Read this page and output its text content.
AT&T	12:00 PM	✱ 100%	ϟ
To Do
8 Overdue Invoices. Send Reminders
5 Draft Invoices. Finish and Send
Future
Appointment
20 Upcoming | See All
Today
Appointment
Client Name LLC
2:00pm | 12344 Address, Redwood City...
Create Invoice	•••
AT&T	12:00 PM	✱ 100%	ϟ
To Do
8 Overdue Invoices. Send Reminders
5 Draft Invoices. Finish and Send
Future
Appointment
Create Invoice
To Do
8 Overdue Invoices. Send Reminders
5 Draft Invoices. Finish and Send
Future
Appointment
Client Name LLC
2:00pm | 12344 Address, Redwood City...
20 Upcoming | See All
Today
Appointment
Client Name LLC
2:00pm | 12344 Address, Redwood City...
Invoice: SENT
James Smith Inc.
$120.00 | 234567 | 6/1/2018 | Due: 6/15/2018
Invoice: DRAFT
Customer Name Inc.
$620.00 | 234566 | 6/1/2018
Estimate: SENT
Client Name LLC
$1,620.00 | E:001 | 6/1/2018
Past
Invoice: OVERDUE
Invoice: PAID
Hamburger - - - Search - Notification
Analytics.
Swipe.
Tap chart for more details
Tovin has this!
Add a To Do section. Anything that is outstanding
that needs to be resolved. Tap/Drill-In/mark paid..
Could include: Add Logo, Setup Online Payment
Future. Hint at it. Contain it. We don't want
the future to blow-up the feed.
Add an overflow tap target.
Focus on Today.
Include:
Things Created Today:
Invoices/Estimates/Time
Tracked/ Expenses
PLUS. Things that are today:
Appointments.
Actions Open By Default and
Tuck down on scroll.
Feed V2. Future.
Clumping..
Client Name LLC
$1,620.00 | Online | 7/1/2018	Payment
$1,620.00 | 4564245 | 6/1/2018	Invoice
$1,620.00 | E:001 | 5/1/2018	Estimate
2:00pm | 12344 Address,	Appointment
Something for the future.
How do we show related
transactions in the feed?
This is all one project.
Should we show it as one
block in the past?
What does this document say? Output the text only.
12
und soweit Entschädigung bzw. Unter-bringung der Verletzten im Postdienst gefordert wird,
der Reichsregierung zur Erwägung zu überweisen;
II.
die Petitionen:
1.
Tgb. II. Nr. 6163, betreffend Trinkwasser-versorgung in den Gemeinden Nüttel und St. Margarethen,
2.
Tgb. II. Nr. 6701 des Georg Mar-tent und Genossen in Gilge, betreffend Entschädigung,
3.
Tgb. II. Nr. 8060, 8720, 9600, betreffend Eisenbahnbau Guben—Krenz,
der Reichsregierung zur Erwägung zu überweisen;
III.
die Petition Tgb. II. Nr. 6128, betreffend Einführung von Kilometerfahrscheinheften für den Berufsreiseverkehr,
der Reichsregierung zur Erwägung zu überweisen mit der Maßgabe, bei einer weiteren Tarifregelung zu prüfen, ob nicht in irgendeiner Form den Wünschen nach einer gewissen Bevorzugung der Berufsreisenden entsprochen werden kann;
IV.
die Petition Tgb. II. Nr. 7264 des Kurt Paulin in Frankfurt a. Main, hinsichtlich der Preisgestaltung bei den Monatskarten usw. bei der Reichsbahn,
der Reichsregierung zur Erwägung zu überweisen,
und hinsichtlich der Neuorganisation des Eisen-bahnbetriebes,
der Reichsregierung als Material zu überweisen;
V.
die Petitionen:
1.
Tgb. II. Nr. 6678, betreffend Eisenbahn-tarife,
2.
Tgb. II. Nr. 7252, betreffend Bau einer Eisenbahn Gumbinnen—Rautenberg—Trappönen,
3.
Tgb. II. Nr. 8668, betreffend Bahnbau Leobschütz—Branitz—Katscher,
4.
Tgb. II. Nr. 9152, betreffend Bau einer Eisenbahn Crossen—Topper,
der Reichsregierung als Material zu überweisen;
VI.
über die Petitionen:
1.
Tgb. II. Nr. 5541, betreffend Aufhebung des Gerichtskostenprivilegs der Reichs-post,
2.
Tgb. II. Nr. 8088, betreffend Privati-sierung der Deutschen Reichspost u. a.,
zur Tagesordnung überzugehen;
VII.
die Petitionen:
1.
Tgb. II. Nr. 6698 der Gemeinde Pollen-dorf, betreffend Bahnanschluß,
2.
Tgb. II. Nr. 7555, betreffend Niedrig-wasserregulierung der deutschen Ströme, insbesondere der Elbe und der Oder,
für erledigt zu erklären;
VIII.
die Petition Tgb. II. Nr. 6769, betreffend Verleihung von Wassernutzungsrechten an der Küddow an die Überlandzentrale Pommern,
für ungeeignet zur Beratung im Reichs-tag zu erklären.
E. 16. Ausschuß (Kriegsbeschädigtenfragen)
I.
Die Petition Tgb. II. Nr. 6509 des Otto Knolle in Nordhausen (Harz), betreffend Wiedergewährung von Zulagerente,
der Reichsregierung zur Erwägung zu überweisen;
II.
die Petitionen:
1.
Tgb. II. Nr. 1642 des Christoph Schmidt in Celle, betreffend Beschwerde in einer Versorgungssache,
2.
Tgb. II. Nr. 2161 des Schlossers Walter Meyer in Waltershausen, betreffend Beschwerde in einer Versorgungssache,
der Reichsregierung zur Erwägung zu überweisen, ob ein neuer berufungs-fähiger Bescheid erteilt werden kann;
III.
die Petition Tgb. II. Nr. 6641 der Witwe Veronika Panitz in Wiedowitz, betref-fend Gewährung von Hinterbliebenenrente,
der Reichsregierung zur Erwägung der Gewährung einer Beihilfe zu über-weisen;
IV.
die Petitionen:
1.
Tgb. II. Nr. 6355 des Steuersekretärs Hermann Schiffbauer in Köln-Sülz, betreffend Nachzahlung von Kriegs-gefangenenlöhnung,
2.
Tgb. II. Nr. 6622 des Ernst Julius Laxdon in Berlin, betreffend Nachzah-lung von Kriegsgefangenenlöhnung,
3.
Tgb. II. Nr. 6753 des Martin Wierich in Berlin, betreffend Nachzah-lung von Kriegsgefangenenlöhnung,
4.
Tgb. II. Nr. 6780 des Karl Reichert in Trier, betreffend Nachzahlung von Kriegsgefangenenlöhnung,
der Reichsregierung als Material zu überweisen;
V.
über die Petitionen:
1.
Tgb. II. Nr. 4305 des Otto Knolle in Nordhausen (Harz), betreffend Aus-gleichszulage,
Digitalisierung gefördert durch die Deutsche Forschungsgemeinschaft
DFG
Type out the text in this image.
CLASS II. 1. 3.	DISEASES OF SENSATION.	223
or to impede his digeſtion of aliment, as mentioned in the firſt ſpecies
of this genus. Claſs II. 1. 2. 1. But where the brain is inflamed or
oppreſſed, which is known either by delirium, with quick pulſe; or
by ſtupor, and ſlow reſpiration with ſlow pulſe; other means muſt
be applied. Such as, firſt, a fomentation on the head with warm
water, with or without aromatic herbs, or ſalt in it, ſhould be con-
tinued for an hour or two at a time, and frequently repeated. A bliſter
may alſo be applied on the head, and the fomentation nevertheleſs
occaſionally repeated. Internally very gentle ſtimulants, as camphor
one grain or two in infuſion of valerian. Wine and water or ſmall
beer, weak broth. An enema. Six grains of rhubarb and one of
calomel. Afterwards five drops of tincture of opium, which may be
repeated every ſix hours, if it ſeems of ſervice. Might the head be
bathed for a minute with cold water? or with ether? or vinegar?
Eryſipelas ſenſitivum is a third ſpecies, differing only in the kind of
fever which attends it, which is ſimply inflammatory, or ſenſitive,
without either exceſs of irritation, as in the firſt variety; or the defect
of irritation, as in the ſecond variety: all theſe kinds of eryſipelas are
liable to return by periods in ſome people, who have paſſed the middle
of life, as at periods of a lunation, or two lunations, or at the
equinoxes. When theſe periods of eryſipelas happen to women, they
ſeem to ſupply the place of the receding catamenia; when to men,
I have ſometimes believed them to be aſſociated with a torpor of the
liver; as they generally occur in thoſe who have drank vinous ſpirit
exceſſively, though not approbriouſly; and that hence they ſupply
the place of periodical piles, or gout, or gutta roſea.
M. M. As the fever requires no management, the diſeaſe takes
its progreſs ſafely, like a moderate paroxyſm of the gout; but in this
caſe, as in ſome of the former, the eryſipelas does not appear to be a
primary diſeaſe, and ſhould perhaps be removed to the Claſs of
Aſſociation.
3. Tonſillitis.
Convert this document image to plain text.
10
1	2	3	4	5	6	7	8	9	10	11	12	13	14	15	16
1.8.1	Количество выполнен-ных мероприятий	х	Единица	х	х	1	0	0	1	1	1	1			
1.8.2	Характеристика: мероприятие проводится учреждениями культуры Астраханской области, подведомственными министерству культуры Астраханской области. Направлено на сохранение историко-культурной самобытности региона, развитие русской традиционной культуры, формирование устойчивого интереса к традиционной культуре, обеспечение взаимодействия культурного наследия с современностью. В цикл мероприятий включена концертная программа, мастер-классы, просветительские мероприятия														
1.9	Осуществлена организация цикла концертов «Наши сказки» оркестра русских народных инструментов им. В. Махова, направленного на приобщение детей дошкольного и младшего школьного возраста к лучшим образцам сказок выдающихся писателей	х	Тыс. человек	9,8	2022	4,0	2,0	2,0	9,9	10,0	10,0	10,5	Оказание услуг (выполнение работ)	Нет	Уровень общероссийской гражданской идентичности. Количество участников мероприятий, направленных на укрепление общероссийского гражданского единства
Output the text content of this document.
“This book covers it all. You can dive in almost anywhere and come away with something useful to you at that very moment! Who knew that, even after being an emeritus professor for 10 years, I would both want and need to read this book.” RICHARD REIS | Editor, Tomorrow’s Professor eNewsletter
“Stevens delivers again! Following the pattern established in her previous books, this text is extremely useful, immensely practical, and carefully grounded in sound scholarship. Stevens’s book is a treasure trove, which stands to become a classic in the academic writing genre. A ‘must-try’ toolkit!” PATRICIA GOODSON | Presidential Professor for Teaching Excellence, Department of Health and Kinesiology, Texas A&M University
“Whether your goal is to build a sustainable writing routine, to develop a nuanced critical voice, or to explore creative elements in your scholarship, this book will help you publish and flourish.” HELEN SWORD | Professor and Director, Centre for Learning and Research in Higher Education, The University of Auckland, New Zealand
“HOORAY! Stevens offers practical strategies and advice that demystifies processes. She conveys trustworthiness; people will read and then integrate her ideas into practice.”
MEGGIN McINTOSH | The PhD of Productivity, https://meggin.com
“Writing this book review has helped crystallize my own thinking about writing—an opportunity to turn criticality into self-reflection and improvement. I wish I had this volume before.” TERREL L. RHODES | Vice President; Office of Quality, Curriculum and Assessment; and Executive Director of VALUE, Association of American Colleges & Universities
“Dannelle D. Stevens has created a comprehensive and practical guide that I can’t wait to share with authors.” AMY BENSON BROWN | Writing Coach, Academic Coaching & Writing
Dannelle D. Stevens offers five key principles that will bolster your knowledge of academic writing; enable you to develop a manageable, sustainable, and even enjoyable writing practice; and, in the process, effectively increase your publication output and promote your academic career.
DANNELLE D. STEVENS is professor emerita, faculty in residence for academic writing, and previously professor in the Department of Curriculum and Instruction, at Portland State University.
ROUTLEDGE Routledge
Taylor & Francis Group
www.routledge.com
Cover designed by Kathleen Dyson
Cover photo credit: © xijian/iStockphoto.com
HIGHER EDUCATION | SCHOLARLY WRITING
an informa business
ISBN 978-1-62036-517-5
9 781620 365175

━━━

Work instructions —
Select the lines that carry the string "does" and copy them.

Exercise answer —
What does this document say? Output the text only.
caſe, as in ſome of the former, the eryſipelas does not appear to be a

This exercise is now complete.